Begin DATASET EXTRACT
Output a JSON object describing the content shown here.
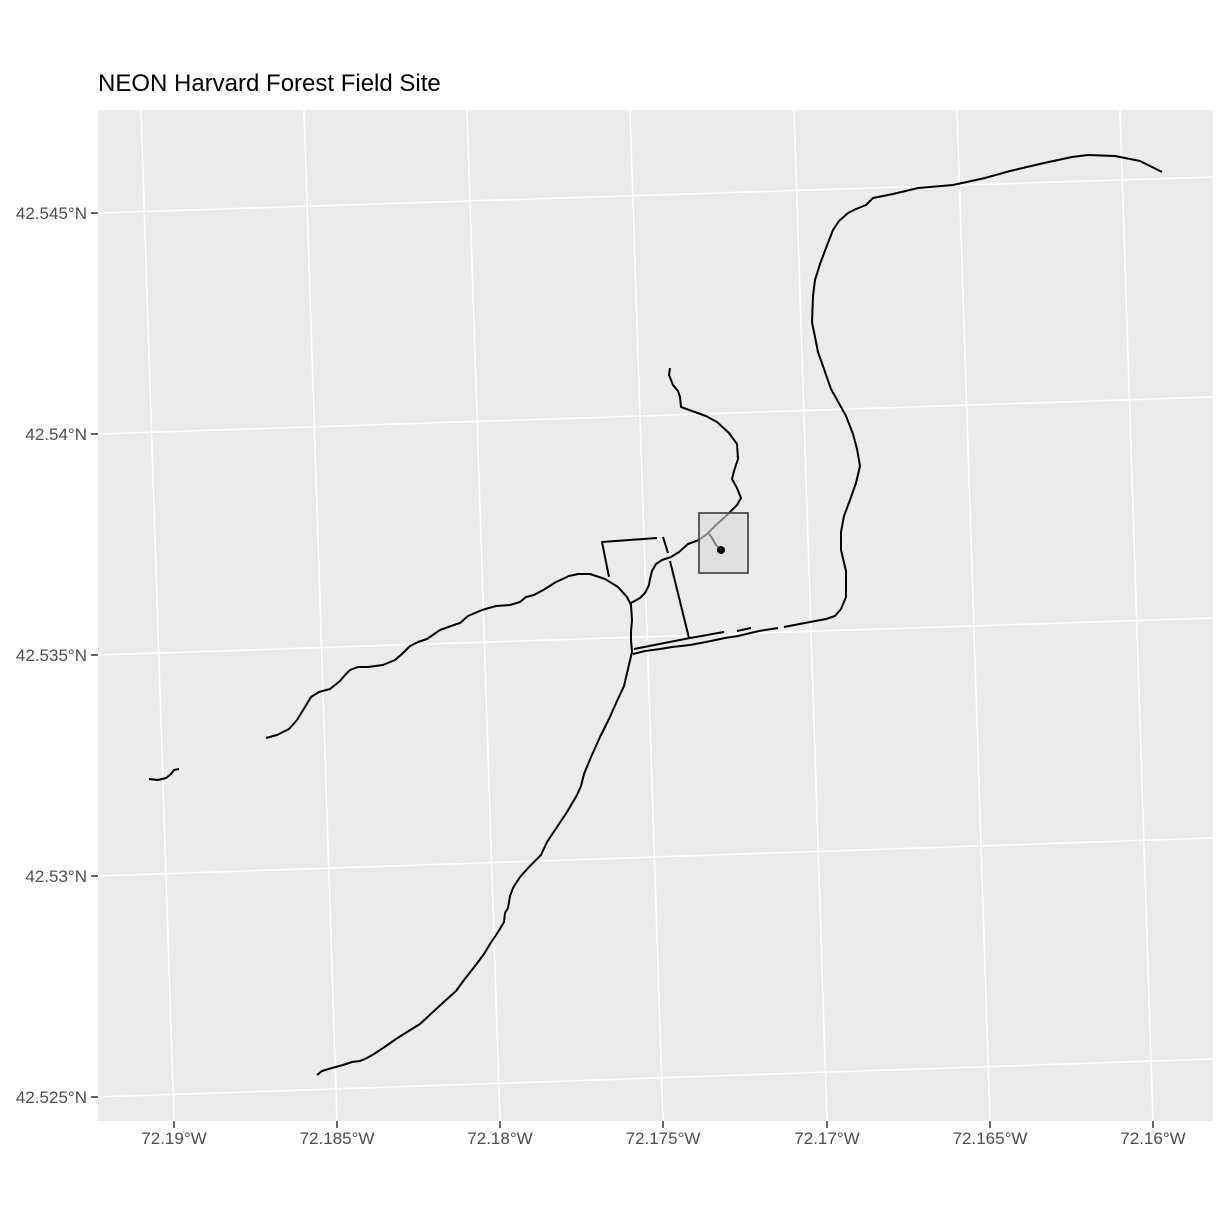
{
  "title": "NEON Harvard Forest Field Site",
  "colors": {
    "panel": "#ebebeb",
    "gridline": "#ffffff",
    "feature": "#000000",
    "plot_fill": "#d9d9d9",
    "plot_stroke": "#4d4d4d",
    "tick_text": "#4d4d4d"
  },
  "axes": {
    "x_ticks": [
      "72.19°W",
      "72.185°W",
      "72.18°W",
      "72.175°W",
      "72.17°W",
      "72.165°W",
      "72.16°W"
    ],
    "y_ticks": [
      "42.545°N",
      "42.54°N",
      "42.535°N",
      "42.53°N",
      "42.525°N"
    ]
  },
  "layers": [
    "roads",
    "plot-boundary",
    "tower-location"
  ]
}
End DATASET EXTRACT
* [REQUIREMENT] The entries above should be reproduced exactly, without their pictures.

* [EXERCISE RESPONSE]
Output a JSON object describing the content shown here.
{
  "title": "NEON Harvard Forest Field Site",
  "colors": {
    "panel": "#ebebeb",
    "gridline": "#ffffff",
    "feature": "#000000",
    "plot_fill": "#d9d9d9",
    "plot_stroke": "#4d4d4d",
    "tick_text": "#4d4d4d"
  },
  "axes": {
    "x_ticks": [
      "72.19°W",
      "72.185°W",
      "72.18°W",
      "72.175°W",
      "72.17°W",
      "72.165°W",
      "72.16°W"
    ],
    "y_ticks": [
      "42.545°N",
      "42.54°N",
      "42.535°N",
      "42.53°N",
      "42.525°N"
    ]
  },
  "layers": [
    "roads",
    "plot-boundary",
    "tower-location"
  ]
}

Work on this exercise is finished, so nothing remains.